Collected data:
---

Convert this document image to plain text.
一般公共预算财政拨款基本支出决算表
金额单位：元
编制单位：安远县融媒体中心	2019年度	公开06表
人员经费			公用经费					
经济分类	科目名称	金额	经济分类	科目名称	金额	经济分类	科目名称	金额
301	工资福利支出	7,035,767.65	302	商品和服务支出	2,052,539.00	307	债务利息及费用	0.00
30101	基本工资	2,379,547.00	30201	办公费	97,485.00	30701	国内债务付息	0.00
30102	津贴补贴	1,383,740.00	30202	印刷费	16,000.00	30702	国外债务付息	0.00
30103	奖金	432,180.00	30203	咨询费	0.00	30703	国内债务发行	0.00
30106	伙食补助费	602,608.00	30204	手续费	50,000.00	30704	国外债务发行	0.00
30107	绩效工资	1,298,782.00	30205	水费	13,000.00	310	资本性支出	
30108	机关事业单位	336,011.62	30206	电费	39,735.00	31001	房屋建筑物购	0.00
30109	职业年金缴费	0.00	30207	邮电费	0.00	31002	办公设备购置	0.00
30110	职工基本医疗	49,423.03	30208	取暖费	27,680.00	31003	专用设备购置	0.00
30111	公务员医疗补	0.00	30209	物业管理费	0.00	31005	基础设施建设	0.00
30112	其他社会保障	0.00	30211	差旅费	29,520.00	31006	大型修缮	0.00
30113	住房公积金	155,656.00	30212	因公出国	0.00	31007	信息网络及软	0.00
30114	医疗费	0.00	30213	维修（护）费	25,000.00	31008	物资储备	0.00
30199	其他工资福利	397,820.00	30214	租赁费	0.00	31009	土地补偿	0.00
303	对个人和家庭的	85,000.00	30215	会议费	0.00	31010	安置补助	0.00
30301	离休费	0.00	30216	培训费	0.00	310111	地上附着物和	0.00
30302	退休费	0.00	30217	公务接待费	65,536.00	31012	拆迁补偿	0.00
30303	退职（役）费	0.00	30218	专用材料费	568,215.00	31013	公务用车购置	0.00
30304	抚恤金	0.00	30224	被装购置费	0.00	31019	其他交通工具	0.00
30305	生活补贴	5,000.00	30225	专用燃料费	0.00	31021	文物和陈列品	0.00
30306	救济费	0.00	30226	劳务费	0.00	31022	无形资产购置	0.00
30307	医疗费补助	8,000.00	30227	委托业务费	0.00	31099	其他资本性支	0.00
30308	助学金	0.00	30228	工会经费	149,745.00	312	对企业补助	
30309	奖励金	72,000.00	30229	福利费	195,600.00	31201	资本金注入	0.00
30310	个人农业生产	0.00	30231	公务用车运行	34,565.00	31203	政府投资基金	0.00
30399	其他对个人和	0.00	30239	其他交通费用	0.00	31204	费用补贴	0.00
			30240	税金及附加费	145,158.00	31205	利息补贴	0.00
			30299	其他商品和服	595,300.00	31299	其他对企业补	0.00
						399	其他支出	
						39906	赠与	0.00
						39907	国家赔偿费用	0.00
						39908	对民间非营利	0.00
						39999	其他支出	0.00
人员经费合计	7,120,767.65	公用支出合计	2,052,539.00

---

Quote every line of the data, word for word.

Convert this document image to plain text.
一般公共预算财政拨款基本支出决算表
金额单位：元
编制单位：安远县融媒体中心	2019年度	公开06表
人员经费			公用经费					
经济分类	科目名称	金额	经济分类	科目名称	金额	经济分类	科目名称	金额
301	工资福利支出	7,035,767.65	302	商品和服务支出	2,052,539.00	307	债务利息及费用	0.00
30101	基本工资	2,379,547.00	30201	办公费	97,485.00	30701	国内债务付息	0.00
30102	津贴补贴	1,383,740.00	30202	印刷费	16,000.00	30702	国外债务付息	0.00
30103	奖金	432,180.00	30203	咨询费	0.00	30703	国内债务发行	0.00
30106	伙食补助费	602,608.00	30204	手续费	50,000.00	30704	国外债务发行	0.00
30107	绩效工资	1,298,782.00	30205	水费	13,000.00	310	资本性支出	
30108	机关事业单位	336,011.62	30206	电费	39,735.00	31001	房屋建筑物购	0.00
30109	职业年金缴费	0.00	30207	邮电费	0.00	31002	办公设备购置	0.00
30110	职工基本医疗	49,423.03	30208	取暖费	27,680.00	31003	专用设备购置	0.00
30111	公务员医疗补	0.00	30209	物业管理费	0.00	31005	基础设施建设	0.00
30112	其他社会保障	0.00	30211	差旅费	29,520.00	31006	大型修缮	0.00
30113	住房公积金	155,656.00	30212	因公出国	0.00	31007	信息网络及软	0.00
30114	医疗费	0.00	30213	维修（护）费	25,000.00	31008	物资储备	0.00
30199	其他工资福利	397,820.00	30214	租赁费	0.00	31009	土地补偿	0.00
303	对个人和家庭的	85,000.00	30215	会议费	0.00	31010	安置补助	0.00
30301	离休费	0.00	30216	培训费	0.00	310111	地上附着物和	0.00
30302	退休费	0.00	30217	公务接待费	65,536.00	31012	拆迁补偿	0.00
30303	退职（役）费	0.00	30218	专用材料费	568,215.00	31013	公务用车购置	0.00
30304	抚恤金	0.00	30224	被装购置费	0.00	31019	其他交通工具	0.00
30305	生活补贴	5,000.00	30225	专用燃料费	0.00	31021	文物和陈列品	0.00
30306	救济费	0.00	30226	劳务费	0.00	31022	无形资产购置	0.00
30307	医疗费补助	8,000.00	30227	委托业务费	0.00	31099	其他资本性支	0.00
30308	助学金	0.00	30228	工会经费	149,745.00	312	对企业补助	
30309	奖励金	72,000.00	30229	福利费	195,600.00	31201	资本金注入	0.00
30310	个人农业生产	0.00	30231	公务用车运行	34,565.00	31203	政府投资基金	0.00
30399	其他对个人和	0.00	30239	其他交通费用	0.00	31204	费用补贴	0.00
			30240	税金及附加费	145,158.00	31205	利息补贴	0.00
			30299	其他商品和服	595,300.00	31299	其他对企业补	0.00
						399	其他支出	
						39906	赠与	0.00
						39907	国家赔偿费用	0.00
						39908	对民间非营利	0.00
						39999	其他支出	0.00
人员经费合计	7,120,767.65	公用支出合计	2,052,539.00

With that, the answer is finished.